**Written instruction**
Using the data below, tally the lines that include the string "comb". Only the number is wanted.

-- -- --

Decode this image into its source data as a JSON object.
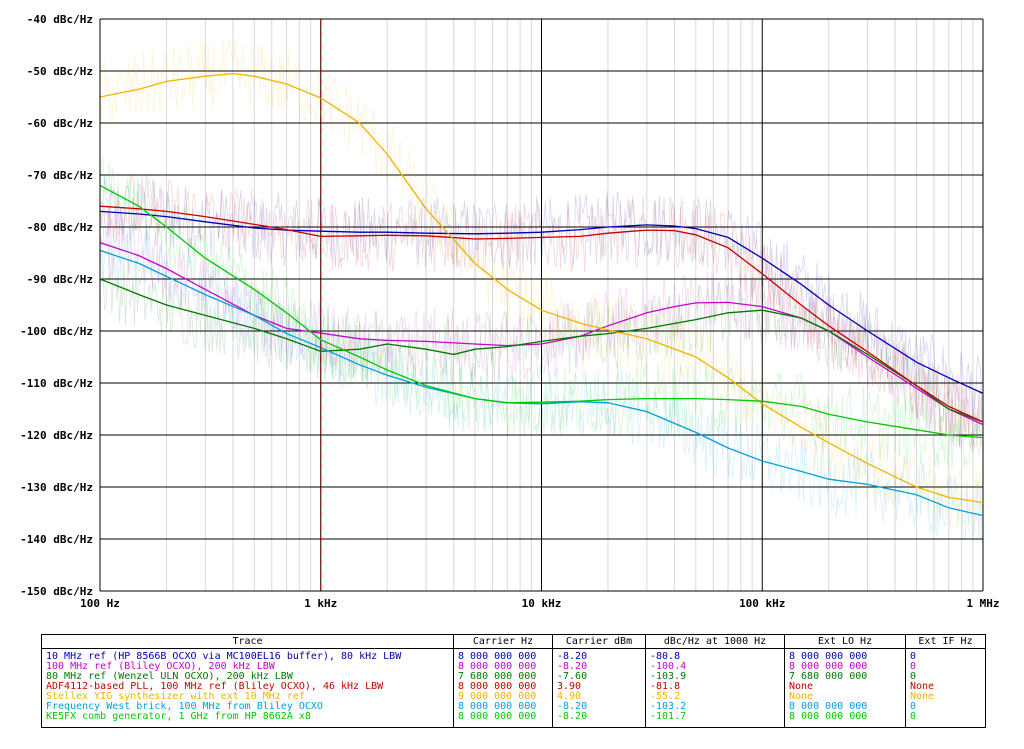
{
  "chart_data": {
    "type": "line",
    "x_scale": "log",
    "xlim": [
      100,
      1000000
    ],
    "ylim": [
      -150,
      -40
    ],
    "x_ticks": [
      {
        "v": 100,
        "label": "100 Hz"
      },
      {
        "v": 1000,
        "label": "1 kHz"
      },
      {
        "v": 10000,
        "label": "10 kHz"
      },
      {
        "v": 100000,
        "label": "100 kHz"
      },
      {
        "v": 1000000,
        "label": "1 MHz"
      }
    ],
    "y_ticks": [
      {
        "v": -40,
        "label": "-40 dBc/Hz"
      },
      {
        "v": -50,
        "label": "-50 dBc/Hz"
      },
      {
        "v": -60,
        "label": "-60 dBc/Hz"
      },
      {
        "v": -70,
        "label": "-70 dBc/Hz"
      },
      {
        "v": -80,
        "label": "-80 dBc/Hz"
      },
      {
        "v": -90,
        "label": "-90 dBc/Hz"
      },
      {
        "v": -100,
        "label": "-100 dBc/Hz"
      },
      {
        "v": -110,
        "label": "-110 dBc/Hz"
      },
      {
        "v": -120,
        "label": "-120 dBc/Hz"
      },
      {
        "v": -130,
        "label": "-130 dBc/Hz"
      },
      {
        "v": -140,
        "label": "-140 dBc/Hz"
      },
      {
        "v": -150,
        "label": "-150 dBc/Hz"
      }
    ],
    "grid": true,
    "marker_x": 1000,
    "marker_color": "#a00000",
    "axis_color": "#000000",
    "series": [
      {
        "name": "10 MHz ref (HP 8566B OCXO via MC100EL16 buffer), 80 kHz LBW",
        "color": "#0000b0",
        "x": [
          100,
          150,
          200,
          300,
          500,
          700,
          1000,
          1500,
          2000,
          3000,
          5000,
          7000,
          10000,
          15000,
          20000,
          30000,
          40000,
          50000,
          70000,
          100000,
          150000,
          200000,
          300000,
          500000,
          700000,
          1000000
        ],
        "y": [
          -77,
          -77.5,
          -78,
          -79,
          -80.2,
          -80.6,
          -80.8,
          -81,
          -81,
          -81.2,
          -81.3,
          -81.2,
          -81,
          -80.5,
          -80,
          -79.6,
          -79.8,
          -80.3,
          -82,
          -86,
          -91,
          -95,
          -100,
          -106,
          -109,
          -112
        ]
      },
      {
        "name": "100 MHz ref (Bliley OCXO), 200 kHz LBW",
        "color": "#c800c8",
        "x": [
          100,
          150,
          200,
          300,
          500,
          700,
          1000,
          1500,
          2000,
          3000,
          5000,
          7000,
          10000,
          15000,
          20000,
          30000,
          40000,
          50000,
          70000,
          100000,
          150000,
          200000,
          300000,
          500000,
          700000,
          1000000
        ],
        "y": [
          -83,
          -85.5,
          -88,
          -92,
          -97,
          -99.5,
          -100.4,
          -101.5,
          -101.8,
          -102,
          -102.5,
          -102.8,
          -102.5,
          -101,
          -99,
          -96.5,
          -95.3,
          -94.6,
          -94.5,
          -95.3,
          -97.5,
          -100,
          -105,
          -111,
          -115,
          -118
        ]
      },
      {
        "name": "80 MHz ref (Wenzel ULN OCXO), 200 kHz LBW",
        "color": "#007800",
        "x": [
          100,
          150,
          200,
          300,
          500,
          700,
          1000,
          1500,
          2000,
          3000,
          4000,
          5000,
          7000,
          10000,
          15000,
          20000,
          30000,
          50000,
          70000,
          100000,
          150000,
          200000,
          300000,
          500000,
          700000,
          1000000
        ],
        "y": [
          -90,
          -93,
          -95,
          -97,
          -99.5,
          -101.5,
          -103.9,
          -103.5,
          -102.5,
          -103.5,
          -104.5,
          -103.5,
          -103,
          -102,
          -101,
          -100.5,
          -99.5,
          -97.8,
          -96.5,
          -96,
          -97.5,
          -100,
          -104.5,
          -110.5,
          -115,
          -117.5
        ]
      },
      {
        "name": "ADF4112-based PLL, 100 MHz ref (Bliley OCXO), 46 kHz LBW",
        "color": "#c80000",
        "x": [
          100,
          150,
          200,
          300,
          500,
          700,
          1000,
          1500,
          2000,
          3000,
          5000,
          7000,
          10000,
          15000,
          20000,
          30000,
          40000,
          50000,
          70000,
          100000,
          150000,
          200000,
          300000,
          500000,
          700000,
          1000000
        ],
        "y": [
          -76,
          -76.5,
          -77,
          -78,
          -79.5,
          -80.5,
          -81.8,
          -81.7,
          -81.6,
          -81.7,
          -82.3,
          -82.2,
          -82,
          -81.8,
          -81.2,
          -80.6,
          -80.7,
          -81.5,
          -84,
          -89,
          -95,
          -99,
          -104,
          -110.5,
          -114.5,
          -117.5
        ]
      },
      {
        "name": "Stellex YIG synthesizer with ext 10 MHz ref",
        "color": "#f0b400",
        "x": [
          100,
          150,
          200,
          300,
          400,
          500,
          700,
          1000,
          1500,
          2000,
          3000,
          5000,
          7000,
          10000,
          15000,
          20000,
          30000,
          50000,
          70000,
          100000,
          150000,
          200000,
          300000,
          500000,
          700000,
          1000000
        ],
        "y": [
          -55,
          -53.5,
          -52,
          -51,
          -50.5,
          -51,
          -52.5,
          -55.2,
          -60,
          -66,
          -76.5,
          -87,
          -92,
          -96,
          -98.5,
          -99.8,
          -101.5,
          -105,
          -109,
          -114,
          -118.5,
          -121.5,
          -125.5,
          -130,
          -132,
          -133
        ]
      },
      {
        "name": "Frequency West brick, 100 MHz from Bliley OCXO",
        "color": "#00a0e0",
        "x": [
          100,
          150,
          200,
          300,
          500,
          700,
          1000,
          1500,
          2000,
          3000,
          5000,
          7000,
          10000,
          15000,
          20000,
          30000,
          50000,
          70000,
          100000,
          150000,
          200000,
          300000,
          500000,
          700000,
          1000000
        ],
        "y": [
          -84.5,
          -87,
          -89.5,
          -93,
          -97,
          -100.5,
          -103.2,
          -106.5,
          -108.5,
          -110.8,
          -113,
          -113.8,
          -114,
          -113.6,
          -113.8,
          -115.5,
          -119.5,
          -122.5,
          -125,
          -127,
          -128.5,
          -129.5,
          -131.5,
          -134,
          -135.5
        ]
      },
      {
        "name": "KE5FX comb generator, 1 GHz from HP 8662A x8",
        "color": "#00c800",
        "x": [
          100,
          150,
          200,
          300,
          500,
          700,
          1000,
          1500,
          2000,
          3000,
          5000,
          7000,
          10000,
          15000,
          20000,
          30000,
          50000,
          70000,
          100000,
          150000,
          200000,
          300000,
          500000,
          700000,
          1000000
        ],
        "y": [
          -72,
          -76,
          -80,
          -86,
          -92,
          -96.5,
          -101.7,
          -105,
          -107.5,
          -110.5,
          -113,
          -113.8,
          -113.7,
          -113.5,
          -113.2,
          -113,
          -113,
          -113.2,
          -113.5,
          -114.5,
          -116,
          -117.5,
          -119,
          -120,
          -120.5
        ]
      }
    ]
  },
  "legend": {
    "headers": [
      "Trace",
      "Carrier Hz",
      "Carrier dBm",
      "dBc/Hz at 1000 Hz",
      "Ext LO Hz",
      "Ext IF Hz"
    ],
    "rows": [
      {
        "color": "#0000b0",
        "cells": [
          "10 MHz ref (HP 8566B OCXO via MC100EL16 buffer), 80 kHz LBW",
          "8 000 000 000",
          "-8.20",
          "-80.8",
          "8 000 000 000",
          "0"
        ]
      },
      {
        "color": "#c800c8",
        "cells": [
          "100 MHz ref (Bliley OCXO), 200 kHz LBW",
          "8 000 000 000",
          "-8.20",
          "-100.4",
          "8 000 000 000",
          "0"
        ]
      },
      {
        "color": "#007800",
        "cells": [
          "80 MHz ref (Wenzel ULN OCXO), 200 kHz LBW",
          "7 680 000 000",
          "-7.60",
          "-103.9",
          "7 680 000 000",
          "0"
        ]
      },
      {
        "color": "#c80000",
        "cells": [
          "ADF4112-based PLL, 100 MHz ref (Bliley OCXO), 46 kHz LBW",
          "8 000 000 000",
          "3.90",
          "-81.8",
          "None",
          "None"
        ]
      },
      {
        "color": "#f0b400",
        "cells": [
          "Stellex YIG synthesizer with ext 10 MHz ref",
          "9 000 000 000",
          "4.90",
          "-55.2",
          "None",
          "None"
        ]
      },
      {
        "color": "#00a0e0",
        "cells": [
          "Frequency West brick, 100 MHz from Bliley OCXO",
          "8 000 000 000",
          "-8.20",
          "-103.2",
          "8 000 000 000",
          "0"
        ]
      },
      {
        "color": "#00c800",
        "cells": [
          "KE5FX comb generator, 1 GHz from HP 8662A x8",
          "8 000 000 000",
          "-8.20",
          "-101.7",
          "8 000 000 000",
          "0"
        ]
      }
    ]
  }
}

-- -- --

**Result of this task**
2